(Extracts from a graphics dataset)
——

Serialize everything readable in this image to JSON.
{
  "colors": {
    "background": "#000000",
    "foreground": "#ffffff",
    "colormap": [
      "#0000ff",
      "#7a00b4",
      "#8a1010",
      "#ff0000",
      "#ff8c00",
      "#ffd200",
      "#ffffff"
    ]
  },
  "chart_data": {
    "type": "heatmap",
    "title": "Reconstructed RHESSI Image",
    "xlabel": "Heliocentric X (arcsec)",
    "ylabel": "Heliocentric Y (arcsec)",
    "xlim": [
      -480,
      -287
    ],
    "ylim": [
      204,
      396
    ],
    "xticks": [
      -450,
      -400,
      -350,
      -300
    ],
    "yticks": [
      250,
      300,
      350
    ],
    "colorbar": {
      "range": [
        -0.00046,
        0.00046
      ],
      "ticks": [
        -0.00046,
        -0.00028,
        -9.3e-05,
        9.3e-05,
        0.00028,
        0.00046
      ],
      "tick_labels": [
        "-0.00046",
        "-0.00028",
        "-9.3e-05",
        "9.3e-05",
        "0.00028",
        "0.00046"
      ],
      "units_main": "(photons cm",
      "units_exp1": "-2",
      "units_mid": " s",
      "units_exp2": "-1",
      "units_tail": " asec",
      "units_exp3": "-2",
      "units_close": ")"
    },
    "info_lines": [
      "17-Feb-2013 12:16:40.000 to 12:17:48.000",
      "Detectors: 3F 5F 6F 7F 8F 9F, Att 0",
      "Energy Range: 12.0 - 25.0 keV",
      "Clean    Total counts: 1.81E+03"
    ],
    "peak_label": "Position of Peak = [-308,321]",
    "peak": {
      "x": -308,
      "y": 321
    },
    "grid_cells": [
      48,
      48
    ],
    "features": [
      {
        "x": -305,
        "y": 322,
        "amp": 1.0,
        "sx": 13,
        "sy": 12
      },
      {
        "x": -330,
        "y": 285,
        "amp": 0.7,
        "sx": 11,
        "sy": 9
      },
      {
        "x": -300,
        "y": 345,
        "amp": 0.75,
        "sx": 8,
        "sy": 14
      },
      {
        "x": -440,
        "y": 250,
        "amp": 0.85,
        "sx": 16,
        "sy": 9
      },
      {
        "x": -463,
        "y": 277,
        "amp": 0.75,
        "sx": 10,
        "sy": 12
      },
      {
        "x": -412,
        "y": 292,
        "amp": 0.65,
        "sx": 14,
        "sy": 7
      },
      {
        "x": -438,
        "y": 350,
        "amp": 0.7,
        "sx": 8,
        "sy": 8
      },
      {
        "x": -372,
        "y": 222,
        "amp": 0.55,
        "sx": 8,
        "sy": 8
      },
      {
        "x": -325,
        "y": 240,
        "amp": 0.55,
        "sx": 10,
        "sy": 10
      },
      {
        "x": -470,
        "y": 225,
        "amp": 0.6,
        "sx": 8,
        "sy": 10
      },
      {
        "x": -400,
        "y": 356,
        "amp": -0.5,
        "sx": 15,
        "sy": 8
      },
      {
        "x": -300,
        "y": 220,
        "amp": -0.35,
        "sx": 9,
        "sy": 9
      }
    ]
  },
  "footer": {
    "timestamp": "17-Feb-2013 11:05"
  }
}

——

Restate each entry exactly, skipping none.

Serialize everything readable in this image to JSON.
{
  "colors": {
    "background": "#000000",
    "foreground": "#ffffff",
    "colormap": [
      "#0000ff",
      "#7a00b4",
      "#8a1010",
      "#ff0000",
      "#ff8c00",
      "#ffd200",
      "#ffffff"
    ]
  },
  "chart_data": {
    "type": "heatmap",
    "title": "Reconstructed RHESSI Image",
    "xlabel": "Heliocentric X (arcsec)",
    "ylabel": "Heliocentric Y (arcsec)",
    "xlim": [
      -480,
      -287
    ],
    "ylim": [
      204,
      396
    ],
    "xticks": [
      -450,
      -400,
      -350,
      -300
    ],
    "yticks": [
      250,
      300,
      350
    ],
    "colorbar": {
      "range": [
        -0.00046,
        0.00046
      ],
      "ticks": [
        -0.00046,
        -0.00028,
        -9.3e-05,
        9.3e-05,
        0.00028,
        0.00046
      ],
      "tick_labels": [
        "-0.00046",
        "-0.00028",
        "-9.3e-05",
        "9.3e-05",
        "0.00028",
        "0.00046"
      ],
      "units_main": "(photons cm",
      "units_exp1": "-2",
      "units_mid": " s",
      "units_exp2": "-1",
      "units_tail": " asec",
      "units_exp3": "-2",
      "units_close": ")"
    },
    "info_lines": [
      "17-Feb-2013 12:16:40.000 to 12:17:48.000",
      "Detectors: 3F 5F 6F 7F 8F 9F, Att 0",
      "Energy Range: 12.0 - 25.0 keV",
      "Clean    Total counts: 1.81E+03"
    ],
    "peak_label": "Position of Peak = [-308,321]",
    "peak": {
      "x": -308,
      "y": 321
    },
    "grid_cells": [
      48,
      48
    ],
    "features": [
      {
        "x": -305,
        "y": 322,
        "amp": 1.0,
        "sx": 13,
        "sy": 12
      },
      {
        "x": -330,
        "y": 285,
        "amp": 0.7,
        "sx": 11,
        "sy": 9
      },
      {
        "x": -300,
        "y": 345,
        "amp": 0.75,
        "sx": 8,
        "sy": 14
      },
      {
        "x": -440,
        "y": 250,
        "amp": 0.85,
        "sx": 16,
        "sy": 9
      },
      {
        "x": -463,
        "y": 277,
        "amp": 0.75,
        "sx": 10,
        "sy": 12
      },
      {
        "x": -412,
        "y": 292,
        "amp": 0.65,
        "sx": 14,
        "sy": 7
      },
      {
        "x": -438,
        "y": 350,
        "amp": 0.7,
        "sx": 8,
        "sy": 8
      },
      {
        "x": -372,
        "y": 222,
        "amp": 0.55,
        "sx": 8,
        "sy": 8
      },
      {
        "x": -325,
        "y": 240,
        "amp": 0.55,
        "sx": 10,
        "sy": 10
      },
      {
        "x": -470,
        "y": 225,
        "amp": 0.6,
        "sx": 8,
        "sy": 10
      },
      {
        "x": -400,
        "y": 356,
        "amp": -0.5,
        "sx": 15,
        "sy": 8
      },
      {
        "x": -300,
        "y": 220,
        "amp": -0.35,
        "sx": 9,
        "sy": 9
      }
    ]
  },
  "footer": {
    "timestamp": "17-Feb-2013 11:05"
  }
}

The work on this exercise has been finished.